*Dataset rows:*

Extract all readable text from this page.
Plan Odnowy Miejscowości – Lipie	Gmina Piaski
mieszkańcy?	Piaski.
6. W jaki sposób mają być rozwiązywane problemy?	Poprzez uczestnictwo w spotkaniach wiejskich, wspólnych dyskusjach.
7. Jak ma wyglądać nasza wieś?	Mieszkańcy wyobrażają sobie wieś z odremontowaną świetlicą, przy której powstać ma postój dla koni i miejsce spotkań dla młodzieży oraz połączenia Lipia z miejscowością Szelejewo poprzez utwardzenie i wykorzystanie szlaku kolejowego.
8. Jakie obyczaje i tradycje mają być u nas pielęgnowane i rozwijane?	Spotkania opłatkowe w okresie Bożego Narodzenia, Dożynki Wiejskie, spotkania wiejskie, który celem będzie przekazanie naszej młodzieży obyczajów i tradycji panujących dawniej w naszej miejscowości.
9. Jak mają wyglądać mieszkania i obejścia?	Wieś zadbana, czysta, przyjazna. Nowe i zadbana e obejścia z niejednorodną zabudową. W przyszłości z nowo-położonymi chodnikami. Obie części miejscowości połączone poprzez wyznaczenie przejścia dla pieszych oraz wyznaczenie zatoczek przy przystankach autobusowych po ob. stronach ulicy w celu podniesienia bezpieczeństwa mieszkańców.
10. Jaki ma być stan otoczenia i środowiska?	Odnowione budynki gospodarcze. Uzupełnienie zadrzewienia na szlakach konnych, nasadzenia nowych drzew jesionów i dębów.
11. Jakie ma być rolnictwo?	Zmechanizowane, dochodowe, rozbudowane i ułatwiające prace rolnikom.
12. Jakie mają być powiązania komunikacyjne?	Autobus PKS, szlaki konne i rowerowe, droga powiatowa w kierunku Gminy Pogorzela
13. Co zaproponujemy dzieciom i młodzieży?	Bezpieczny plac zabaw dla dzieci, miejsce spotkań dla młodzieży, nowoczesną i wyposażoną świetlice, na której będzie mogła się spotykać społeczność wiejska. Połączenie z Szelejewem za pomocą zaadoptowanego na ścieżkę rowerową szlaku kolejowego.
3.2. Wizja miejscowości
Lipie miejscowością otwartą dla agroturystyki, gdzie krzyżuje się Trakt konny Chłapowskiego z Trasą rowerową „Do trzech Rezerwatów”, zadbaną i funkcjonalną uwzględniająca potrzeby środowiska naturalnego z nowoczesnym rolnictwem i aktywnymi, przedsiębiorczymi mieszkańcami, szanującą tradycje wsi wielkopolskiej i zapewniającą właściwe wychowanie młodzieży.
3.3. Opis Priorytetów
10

*What the task requires:*
Write out each line of the data above again, exactly as given.

*Response to this exercise:*
Extract all readable text from this page.
Plan Odnowy Miejscowości – Lipie	Gmina Piaski
mieszkańcy?	Piaski.
6. W jaki sposób mają być rozwiązywane problemy?	Poprzez uczestnictwo w spotkaniach wiejskich, wspólnych dyskusjach.
7. Jak ma wyglądać nasza wieś?	Mieszkańcy wyobrażają sobie wieś z odremontowaną świetlicą, przy której powstać ma postój dla koni i miejsce spotkań dla młodzieży oraz połączenia Lipia z miejscowością Szelejewo poprzez utwardzenie i wykorzystanie szlaku kolejowego.
8. Jakie obyczaje i tradycje mają być u nas pielęgnowane i rozwijane?	Spotkania opłatkowe w okresie Bożego Narodzenia, Dożynki Wiejskie, spotkania wiejskie, który celem będzie przekazanie naszej młodzieży obyczajów i tradycji panujących dawniej w naszej miejscowości.
9. Jak mają wyglądać mieszkania i obejścia?	Wieś zadbana, czysta, przyjazna. Nowe i zadbana e obejścia z niejednorodną zabudową. W przyszłości z nowo-położonymi chodnikami. Obie części miejscowości połączone poprzez wyznaczenie przejścia dla pieszych oraz wyznaczenie zatoczek przy przystankach autobusowych po ob. stronach ulicy w celu podniesienia bezpieczeństwa mieszkańców.
10. Jaki ma być stan otoczenia i środowiska?	Odnowione budynki gospodarcze. Uzupełnienie zadrzewienia na szlakach konnych, nasadzenia nowych drzew jesionów i dębów.
11. Jakie ma być rolnictwo?	Zmechanizowane, dochodowe, rozbudowane i ułatwiające prace rolnikom.
12. Jakie mają być powiązania komunikacyjne?	Autobus PKS, szlaki konne i rowerowe, droga powiatowa w kierunku Gminy Pogorzela
13. Co zaproponujemy dzieciom i młodzieży?	Bezpieczny plac zabaw dla dzieci, miejsce spotkań dla młodzieży, nowoczesną i wyposażoną świetlice, na której będzie mogła się spotykać społeczność wiejska. Połączenie z Szelejewem za pomocą zaadoptowanego na ścieżkę rowerową szlaku kolejowego.
3.2. Wizja miejscowości
Lipie miejscowością otwartą dla agroturystyki, gdzie krzyżuje się Trakt konny Chłapowskiego z Trasą rowerową „Do trzech Rezerwatów”, zadbaną i funkcjonalną uwzględniająca potrzeby środowiska naturalnego z nowoczesnym rolnictwem i aktywnymi, przedsiębiorczymi mieszkańcami, szanującą tradycje wsi wielkopolskiej i zapewniającą właściwe wychowanie młodzieży.
3.3. Opis Priorytetów
10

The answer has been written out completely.